Copy word for word everything in the data from the line containing "bar: [733, 570, 788, 762]" down to the line containing "y-tick-label: 0.2: [136, 629, 152, 640]", including both of those lines.

══════════

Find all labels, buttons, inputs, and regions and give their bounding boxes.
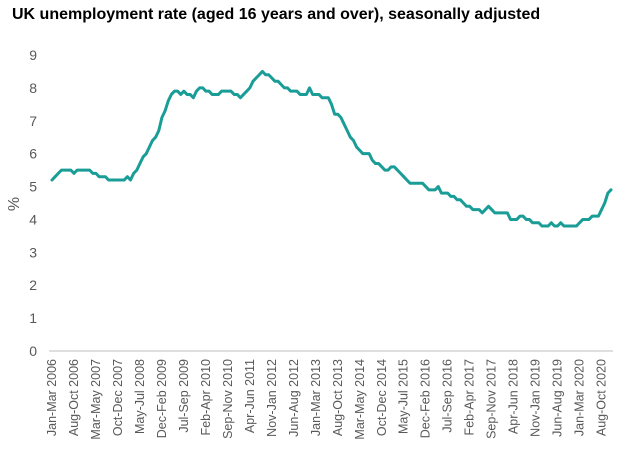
x-tick-label: Oct-Dec 2007: [111, 359, 125, 436]
x-tick-label: Jan-Mar 2006: [45, 359, 59, 436]
x-tick-label: Jun-Aug 2019: [551, 359, 565, 437]
y-tick-label: 0: [29, 343, 37, 359]
y-tick-label: 9: [29, 47, 37, 63]
y-tick-label: 7: [29, 113, 37, 129]
x-tick-label: Aug-Oct 2020: [595, 359, 609, 436]
y-tick-label: 3: [29, 244, 37, 260]
x-tick-label: Jul-Sep 2009: [177, 359, 191, 433]
x-tick-label: May-Jul 2015: [397, 359, 411, 434]
y-axis-ticks: 0 1 2 3 4 5 6 7 8 9: [29, 47, 37, 359]
unemployment-rate-line: [50, 69, 613, 228]
y-tick-label: 2: [29, 277, 37, 293]
chart-title: UK unemployment rate (aged 16 years and …: [12, 6, 541, 23]
x-tick-label: Jan-Mar 2013: [309, 359, 323, 436]
x-axis-ticks: Jan-Mar 2006 Aug-Oct 2006 Mar-May 2007 Oct-…: [45, 359, 609, 440]
y-tick-label: 6: [29, 146, 37, 162]
x-tick-label: Feb-Apr 2017: [463, 359, 477, 435]
x-tick-label: May-Jul 2008: [133, 359, 147, 434]
x-tick-label: Dec-Feb 2016: [419, 359, 433, 438]
x-tick-label: Nov-Jan 2019: [529, 359, 543, 437]
x-tick-label: Apr-Jun 2018: [507, 359, 521, 434]
x-tick-label: Jan-Mar 2020: [573, 359, 587, 436]
x-tick-label: Dec-Feb 2009: [155, 359, 169, 438]
x-tick-label: Feb-Apr 2010: [199, 359, 213, 435]
x-tick-label: Jul-Sep 2016: [441, 359, 455, 433]
x-tick-label: Aug-Oct 2006: [67, 359, 81, 436]
y-tick-label: 4: [29, 211, 37, 227]
x-tick-label: Mar-May 2007: [89, 359, 103, 440]
x-tick-label: Sep-Nov 2010: [221, 359, 235, 439]
x-tick-label: Sep-Nov 2017: [485, 359, 499, 439]
x-tick-label: Aug-Oct 2013: [331, 359, 345, 436]
x-tick-label: Apr-Jun 2011: [243, 359, 257, 433]
x-tick-label: Jun-Aug 2012: [287, 359, 301, 437]
x-tick-label: Mar-May 2014: [353, 359, 367, 440]
y-tick-label: 8: [29, 80, 37, 96]
y-tick-label: 5: [29, 179, 37, 195]
x-tick-label: Oct-Dec 2014: [375, 359, 389, 436]
y-tick-label: 1: [29, 310, 37, 326]
y-axis-label: %: [6, 197, 23, 211]
x-tick-label: Nov-Jan 2012: [265, 359, 279, 437]
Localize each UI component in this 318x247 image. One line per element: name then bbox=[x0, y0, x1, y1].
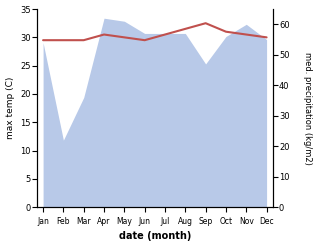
X-axis label: date (month): date (month) bbox=[119, 231, 191, 242]
Y-axis label: max temp (C): max temp (C) bbox=[5, 77, 15, 139]
Y-axis label: med. precipitation (kg/m2): med. precipitation (kg/m2) bbox=[303, 52, 313, 165]
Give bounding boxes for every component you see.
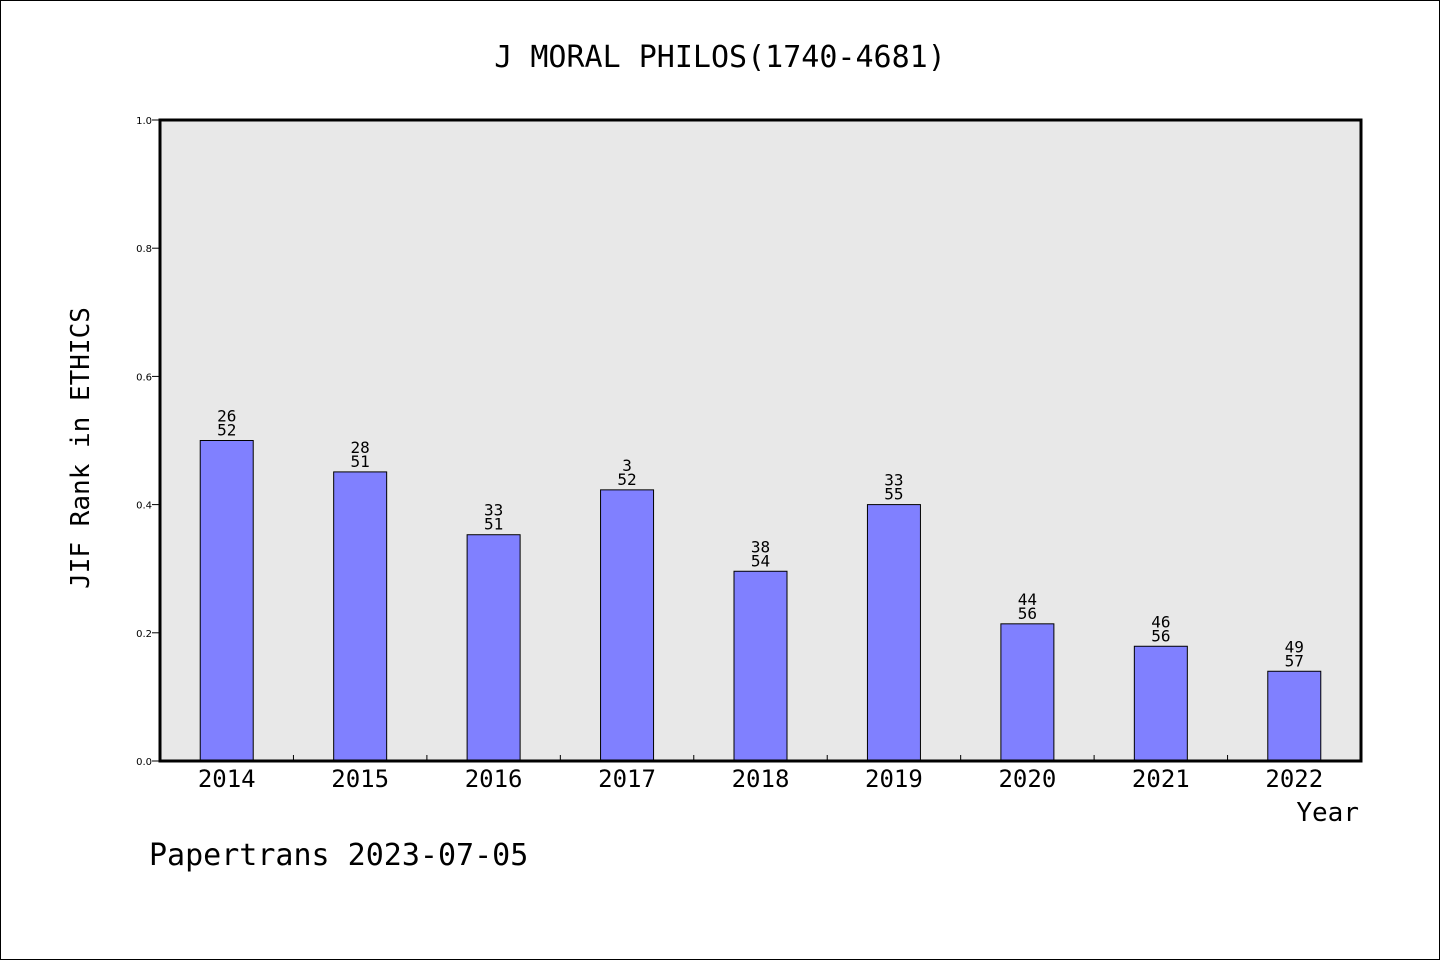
bar: [733, 570, 788, 762]
bar-rank-label: 3: [622, 456, 632, 475]
x-tick-label: 2022: [1265, 765, 1323, 793]
bar: [333, 471, 388, 762]
bar-rank-label: 49: [1285, 637, 1304, 656]
x-tick-label: 2015: [331, 765, 389, 793]
x-tick-label: 2021: [1132, 765, 1190, 793]
bar-rank-label: 44: [1018, 590, 1037, 609]
bar-rank-label: 33: [884, 471, 903, 490]
bar: [1000, 623, 1055, 762]
bar: [199, 440, 254, 762]
x-axis-label: Year: [1296, 798, 1359, 828]
footer-text: Papertrans 2023-07-05: [149, 838, 528, 873]
bar-rank-label: 33: [484, 501, 503, 520]
bar-total-label: 56: [1151, 626, 1170, 645]
x-tick-label: 2014: [198, 765, 256, 793]
y-tick-label: 1.0: [136, 116, 152, 127]
x-tick-label: 2018: [732, 765, 790, 793]
bar-total-label: 55: [884, 485, 903, 504]
plot-border: [158, 118, 1363, 763]
chart-title: J MORAL PHILOS(1740-4681): [494, 40, 946, 75]
y-tick-label: 0.0: [136, 757, 152, 768]
x-axis-ticks: 2014 2015 2016 2017 2018 2019 2020 2021 2022: [198, 755, 1323, 793]
bar-total-label: 51: [484, 515, 503, 534]
x-tick-label: 2020: [998, 765, 1056, 793]
x-tick-label: 2017: [598, 765, 656, 793]
bar-total-label: 51: [351, 452, 370, 471]
x-tick-label: 2016: [465, 765, 523, 793]
bar: [600, 489, 655, 762]
bar: [1133, 645, 1188, 762]
y-tick-label: 0.2: [136, 629, 152, 640]
bar-rank-label: 28: [351, 438, 370, 457]
bar: [466, 534, 521, 762]
x-tick-label: 2019: [865, 765, 923, 793]
bar-total-label: 56: [1018, 604, 1037, 623]
y-tick-label: 0.6: [136, 372, 152, 383]
bar-rank-label: 46: [1151, 612, 1170, 631]
bars-group: [199, 440, 1322, 762]
bar-rank-label: 38: [751, 537, 770, 556]
bar: [1267, 670, 1322, 762]
y-axis-label: JIF Rank in ETHICS: [66, 307, 96, 589]
y-tick-label: 0.4: [136, 501, 152, 512]
bar: [866, 504, 921, 762]
bar-total-label: 54: [751, 551, 770, 570]
bar-rank-label: 26: [217, 407, 236, 426]
bar-total-label: 52: [217, 421, 236, 440]
y-tick-label: 0.8: [136, 244, 152, 255]
y-axis-ticks: 0.0 0.2 0.4 0.6 0.8 1.0: [136, 116, 160, 768]
bar-total-label: 57: [1285, 651, 1304, 670]
bar-total-label: 52: [617, 470, 636, 489]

══════════

> _Result for this exercise_:
bar: [733, 570, 788, 762]
bar-rank-label: 3: [622, 456, 632, 475]
x-tick-label: 2022: [1265, 765, 1323, 793]
bar: [333, 471, 388, 762]
bar-rank-label: 49: [1285, 637, 1304, 656]
x-tick-label: 2015: [331, 765, 389, 793]
x-tick-label: 2021: [1132, 765, 1190, 793]
bar-rank-label: 44: [1018, 590, 1037, 609]
bar-rank-label: 33: [884, 471, 903, 490]
bar: [1000, 623, 1055, 762]
bar: [199, 440, 254, 762]
x-axis-label: Year: [1296, 798, 1359, 828]
footer-text: Papertrans 2023-07-05: [149, 838, 528, 873]
bar-rank-label: 33: [484, 501, 503, 520]
bar-total-label: 56: [1151, 626, 1170, 645]
x-tick-label: 2014: [198, 765, 256, 793]
y-tick-label: 1.0: [136, 116, 152, 127]
x-tick-label: 2018: [732, 765, 790, 793]
bar-total-label: 55: [884, 485, 903, 504]
plot-border: [158, 118, 1363, 763]
chart-title: J MORAL PHILOS(1740-4681): [494, 40, 946, 75]
y-tick-label: 0.0: [136, 757, 152, 768]
x-axis-ticks: 2014 2015 2016 2017 2018 2019 2020 2021 2022: [198, 755, 1323, 793]
bar-total-label: 51: [484, 515, 503, 534]
x-tick-label: 2020: [998, 765, 1056, 793]
x-tick-label: 2017: [598, 765, 656, 793]
bar-total-label: 51: [351, 452, 370, 471]
x-tick-label: 2016: [465, 765, 523, 793]
bar: [600, 489, 655, 762]
bar: [1133, 645, 1188, 762]
y-tick-label: 0.2: [136, 629, 152, 640]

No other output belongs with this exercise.